=== What this task involves ===
Pull out every line containing the string "giudice".
** begin Exercise inputs **
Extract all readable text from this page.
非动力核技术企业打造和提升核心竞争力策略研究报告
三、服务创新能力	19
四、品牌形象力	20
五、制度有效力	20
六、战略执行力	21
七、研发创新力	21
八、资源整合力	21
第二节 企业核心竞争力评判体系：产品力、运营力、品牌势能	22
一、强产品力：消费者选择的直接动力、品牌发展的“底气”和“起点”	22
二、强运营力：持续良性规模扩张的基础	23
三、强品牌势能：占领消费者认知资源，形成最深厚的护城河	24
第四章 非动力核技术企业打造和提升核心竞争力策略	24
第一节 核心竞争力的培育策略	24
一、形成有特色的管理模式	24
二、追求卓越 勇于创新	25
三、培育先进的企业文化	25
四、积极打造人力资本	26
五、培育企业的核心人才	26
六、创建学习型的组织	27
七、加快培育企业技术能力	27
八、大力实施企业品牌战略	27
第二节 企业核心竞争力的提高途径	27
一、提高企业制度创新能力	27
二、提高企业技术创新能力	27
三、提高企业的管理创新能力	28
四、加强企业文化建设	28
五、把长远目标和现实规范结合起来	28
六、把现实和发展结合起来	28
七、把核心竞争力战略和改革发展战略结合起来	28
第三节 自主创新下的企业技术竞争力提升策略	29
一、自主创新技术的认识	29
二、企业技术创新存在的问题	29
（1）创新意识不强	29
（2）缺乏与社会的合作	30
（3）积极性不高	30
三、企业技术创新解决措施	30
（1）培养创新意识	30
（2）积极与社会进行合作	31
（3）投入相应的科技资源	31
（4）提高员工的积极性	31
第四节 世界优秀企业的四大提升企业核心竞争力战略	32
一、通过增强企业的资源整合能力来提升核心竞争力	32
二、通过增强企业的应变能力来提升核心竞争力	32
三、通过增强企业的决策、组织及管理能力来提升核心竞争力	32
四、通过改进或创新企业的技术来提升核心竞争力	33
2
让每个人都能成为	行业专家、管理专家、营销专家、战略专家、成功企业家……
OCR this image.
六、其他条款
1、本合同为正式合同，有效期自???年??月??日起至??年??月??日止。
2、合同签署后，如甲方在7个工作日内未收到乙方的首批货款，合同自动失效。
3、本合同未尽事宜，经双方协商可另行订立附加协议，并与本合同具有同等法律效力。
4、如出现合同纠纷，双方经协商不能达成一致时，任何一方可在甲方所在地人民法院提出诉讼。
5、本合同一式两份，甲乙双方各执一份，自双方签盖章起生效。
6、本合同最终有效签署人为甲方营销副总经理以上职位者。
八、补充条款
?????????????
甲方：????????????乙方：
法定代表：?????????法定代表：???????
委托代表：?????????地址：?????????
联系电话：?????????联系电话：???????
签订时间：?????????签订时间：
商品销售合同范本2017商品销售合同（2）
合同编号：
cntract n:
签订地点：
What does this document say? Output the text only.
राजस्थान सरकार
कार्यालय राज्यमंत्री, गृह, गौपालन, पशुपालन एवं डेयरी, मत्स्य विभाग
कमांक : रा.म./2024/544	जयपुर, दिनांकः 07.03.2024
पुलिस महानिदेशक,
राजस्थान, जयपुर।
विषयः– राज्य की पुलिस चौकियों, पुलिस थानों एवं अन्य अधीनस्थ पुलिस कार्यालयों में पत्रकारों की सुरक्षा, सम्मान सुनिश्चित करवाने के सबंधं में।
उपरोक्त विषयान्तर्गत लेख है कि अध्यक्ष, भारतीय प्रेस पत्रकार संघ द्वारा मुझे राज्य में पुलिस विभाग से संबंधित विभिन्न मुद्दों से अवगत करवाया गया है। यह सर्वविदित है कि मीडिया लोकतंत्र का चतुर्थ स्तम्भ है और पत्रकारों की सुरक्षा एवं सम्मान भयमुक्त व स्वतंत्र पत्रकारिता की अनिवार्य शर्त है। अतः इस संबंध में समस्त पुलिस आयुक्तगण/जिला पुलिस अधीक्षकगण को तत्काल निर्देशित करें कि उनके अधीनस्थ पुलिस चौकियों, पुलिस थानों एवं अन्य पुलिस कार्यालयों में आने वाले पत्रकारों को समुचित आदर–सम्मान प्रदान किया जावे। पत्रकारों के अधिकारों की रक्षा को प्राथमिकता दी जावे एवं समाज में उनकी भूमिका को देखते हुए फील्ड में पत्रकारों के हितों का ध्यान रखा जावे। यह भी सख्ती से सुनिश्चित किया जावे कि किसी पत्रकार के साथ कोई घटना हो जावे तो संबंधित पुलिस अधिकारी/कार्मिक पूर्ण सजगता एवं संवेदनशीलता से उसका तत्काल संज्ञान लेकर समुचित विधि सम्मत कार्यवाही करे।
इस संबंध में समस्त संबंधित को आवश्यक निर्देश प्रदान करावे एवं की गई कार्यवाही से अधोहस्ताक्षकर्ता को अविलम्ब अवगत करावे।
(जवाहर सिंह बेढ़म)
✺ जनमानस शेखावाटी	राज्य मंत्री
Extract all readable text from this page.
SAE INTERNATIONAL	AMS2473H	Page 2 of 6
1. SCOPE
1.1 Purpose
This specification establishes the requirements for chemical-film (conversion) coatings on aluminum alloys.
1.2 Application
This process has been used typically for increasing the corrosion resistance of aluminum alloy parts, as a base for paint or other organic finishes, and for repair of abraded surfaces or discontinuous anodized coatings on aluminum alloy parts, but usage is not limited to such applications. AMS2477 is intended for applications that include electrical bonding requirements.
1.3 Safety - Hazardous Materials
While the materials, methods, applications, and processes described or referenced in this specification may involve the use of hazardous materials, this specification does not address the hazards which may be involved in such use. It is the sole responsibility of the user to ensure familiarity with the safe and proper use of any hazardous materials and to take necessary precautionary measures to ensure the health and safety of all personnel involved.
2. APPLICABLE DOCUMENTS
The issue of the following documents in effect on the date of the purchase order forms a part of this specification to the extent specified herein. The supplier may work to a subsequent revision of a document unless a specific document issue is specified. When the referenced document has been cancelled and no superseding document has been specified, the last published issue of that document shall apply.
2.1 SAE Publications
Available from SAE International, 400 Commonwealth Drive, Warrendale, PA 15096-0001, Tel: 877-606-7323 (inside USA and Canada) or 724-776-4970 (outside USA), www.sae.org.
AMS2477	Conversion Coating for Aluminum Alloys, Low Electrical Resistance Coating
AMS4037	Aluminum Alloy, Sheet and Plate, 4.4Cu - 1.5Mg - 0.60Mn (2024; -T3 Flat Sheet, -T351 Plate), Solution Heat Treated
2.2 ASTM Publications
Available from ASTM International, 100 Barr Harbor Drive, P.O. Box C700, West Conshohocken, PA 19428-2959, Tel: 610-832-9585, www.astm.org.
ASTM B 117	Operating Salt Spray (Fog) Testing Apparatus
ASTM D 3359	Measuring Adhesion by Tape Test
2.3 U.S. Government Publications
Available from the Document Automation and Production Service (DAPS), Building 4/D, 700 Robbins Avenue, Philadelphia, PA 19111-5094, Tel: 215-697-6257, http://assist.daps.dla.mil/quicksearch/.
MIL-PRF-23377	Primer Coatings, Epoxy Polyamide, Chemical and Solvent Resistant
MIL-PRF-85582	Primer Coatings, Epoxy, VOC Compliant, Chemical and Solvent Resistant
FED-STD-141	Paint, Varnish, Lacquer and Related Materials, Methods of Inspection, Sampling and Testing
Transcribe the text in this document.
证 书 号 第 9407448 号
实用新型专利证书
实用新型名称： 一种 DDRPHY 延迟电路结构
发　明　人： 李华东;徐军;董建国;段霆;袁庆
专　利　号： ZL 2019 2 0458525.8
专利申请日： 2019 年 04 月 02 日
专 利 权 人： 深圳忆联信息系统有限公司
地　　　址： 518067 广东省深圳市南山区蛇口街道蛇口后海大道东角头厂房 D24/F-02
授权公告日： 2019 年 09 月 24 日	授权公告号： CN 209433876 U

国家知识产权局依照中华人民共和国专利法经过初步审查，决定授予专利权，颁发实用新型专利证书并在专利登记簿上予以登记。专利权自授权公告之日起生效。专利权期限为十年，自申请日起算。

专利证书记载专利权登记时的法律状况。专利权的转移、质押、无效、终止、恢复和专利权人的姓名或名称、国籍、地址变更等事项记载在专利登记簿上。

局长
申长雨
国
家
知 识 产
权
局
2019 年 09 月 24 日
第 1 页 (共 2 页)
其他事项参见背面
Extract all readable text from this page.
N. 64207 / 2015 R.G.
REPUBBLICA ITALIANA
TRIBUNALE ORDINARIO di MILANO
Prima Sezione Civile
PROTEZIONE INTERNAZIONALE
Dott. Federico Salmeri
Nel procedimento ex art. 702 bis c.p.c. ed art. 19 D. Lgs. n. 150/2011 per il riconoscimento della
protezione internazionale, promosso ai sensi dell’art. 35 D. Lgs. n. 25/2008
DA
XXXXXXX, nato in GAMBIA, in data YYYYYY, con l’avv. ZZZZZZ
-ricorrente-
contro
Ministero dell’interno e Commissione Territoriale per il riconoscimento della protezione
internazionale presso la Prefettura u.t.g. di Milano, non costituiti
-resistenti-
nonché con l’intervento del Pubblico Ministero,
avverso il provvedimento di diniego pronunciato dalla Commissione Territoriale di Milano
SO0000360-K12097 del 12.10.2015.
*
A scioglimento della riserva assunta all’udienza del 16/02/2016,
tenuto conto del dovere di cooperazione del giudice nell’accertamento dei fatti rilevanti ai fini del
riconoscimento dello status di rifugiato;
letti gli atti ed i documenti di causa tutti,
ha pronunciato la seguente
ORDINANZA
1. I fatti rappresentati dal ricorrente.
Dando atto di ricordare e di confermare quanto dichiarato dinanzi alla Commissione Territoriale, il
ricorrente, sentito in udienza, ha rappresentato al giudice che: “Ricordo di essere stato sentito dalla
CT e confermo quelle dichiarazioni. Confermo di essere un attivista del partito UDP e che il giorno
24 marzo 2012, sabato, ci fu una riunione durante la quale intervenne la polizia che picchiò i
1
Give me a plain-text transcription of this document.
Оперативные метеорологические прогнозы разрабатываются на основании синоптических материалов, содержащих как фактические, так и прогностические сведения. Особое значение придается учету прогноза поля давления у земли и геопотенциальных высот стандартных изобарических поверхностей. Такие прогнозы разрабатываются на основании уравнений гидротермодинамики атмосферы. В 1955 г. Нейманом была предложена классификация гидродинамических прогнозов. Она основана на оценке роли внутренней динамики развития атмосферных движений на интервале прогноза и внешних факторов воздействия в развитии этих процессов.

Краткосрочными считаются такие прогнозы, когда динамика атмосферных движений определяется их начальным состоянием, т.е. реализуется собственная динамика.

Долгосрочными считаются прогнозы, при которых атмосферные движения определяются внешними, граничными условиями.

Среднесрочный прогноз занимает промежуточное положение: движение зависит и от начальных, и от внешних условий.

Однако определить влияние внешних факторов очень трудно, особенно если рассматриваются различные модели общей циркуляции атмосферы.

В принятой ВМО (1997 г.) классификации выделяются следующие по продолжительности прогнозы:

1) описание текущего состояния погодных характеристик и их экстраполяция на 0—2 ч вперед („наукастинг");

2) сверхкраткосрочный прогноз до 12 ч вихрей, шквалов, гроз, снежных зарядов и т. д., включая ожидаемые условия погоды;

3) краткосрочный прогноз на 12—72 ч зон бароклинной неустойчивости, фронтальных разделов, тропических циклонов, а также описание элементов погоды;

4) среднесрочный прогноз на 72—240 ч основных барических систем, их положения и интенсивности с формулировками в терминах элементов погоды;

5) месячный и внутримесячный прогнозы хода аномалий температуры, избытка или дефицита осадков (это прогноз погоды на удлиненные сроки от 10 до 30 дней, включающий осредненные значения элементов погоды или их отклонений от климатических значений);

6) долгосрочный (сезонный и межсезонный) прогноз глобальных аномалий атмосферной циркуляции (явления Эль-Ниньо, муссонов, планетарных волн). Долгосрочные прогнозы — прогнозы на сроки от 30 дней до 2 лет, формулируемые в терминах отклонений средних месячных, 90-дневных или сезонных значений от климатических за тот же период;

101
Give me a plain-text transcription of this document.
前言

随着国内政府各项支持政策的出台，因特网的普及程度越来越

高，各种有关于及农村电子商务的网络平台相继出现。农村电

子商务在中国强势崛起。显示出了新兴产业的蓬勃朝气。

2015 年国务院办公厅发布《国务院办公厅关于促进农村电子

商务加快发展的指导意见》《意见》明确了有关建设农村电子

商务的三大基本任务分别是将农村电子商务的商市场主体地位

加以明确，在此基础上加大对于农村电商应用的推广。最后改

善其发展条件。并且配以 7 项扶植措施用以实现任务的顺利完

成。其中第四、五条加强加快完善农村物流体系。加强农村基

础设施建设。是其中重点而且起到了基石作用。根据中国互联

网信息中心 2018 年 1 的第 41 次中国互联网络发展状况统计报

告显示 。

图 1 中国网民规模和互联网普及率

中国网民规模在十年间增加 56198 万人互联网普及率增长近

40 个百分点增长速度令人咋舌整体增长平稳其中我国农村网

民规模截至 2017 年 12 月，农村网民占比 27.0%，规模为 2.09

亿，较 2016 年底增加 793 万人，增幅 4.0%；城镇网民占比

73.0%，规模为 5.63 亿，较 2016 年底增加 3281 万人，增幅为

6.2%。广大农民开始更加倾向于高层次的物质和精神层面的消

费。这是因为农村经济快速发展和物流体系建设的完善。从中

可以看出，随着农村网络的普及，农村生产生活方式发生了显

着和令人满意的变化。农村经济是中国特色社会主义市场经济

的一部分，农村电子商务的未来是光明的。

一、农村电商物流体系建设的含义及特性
** end Exercise inputs **
=== Output of the exercise ===
tenuto conto del dovere di cooperazione del giudice nell’accertamento dei fatti rilevanti ai fini del
ricorrente, sentito in udienza, ha rappresentato al giudice che: “Ricordo di essere stato sentito dalla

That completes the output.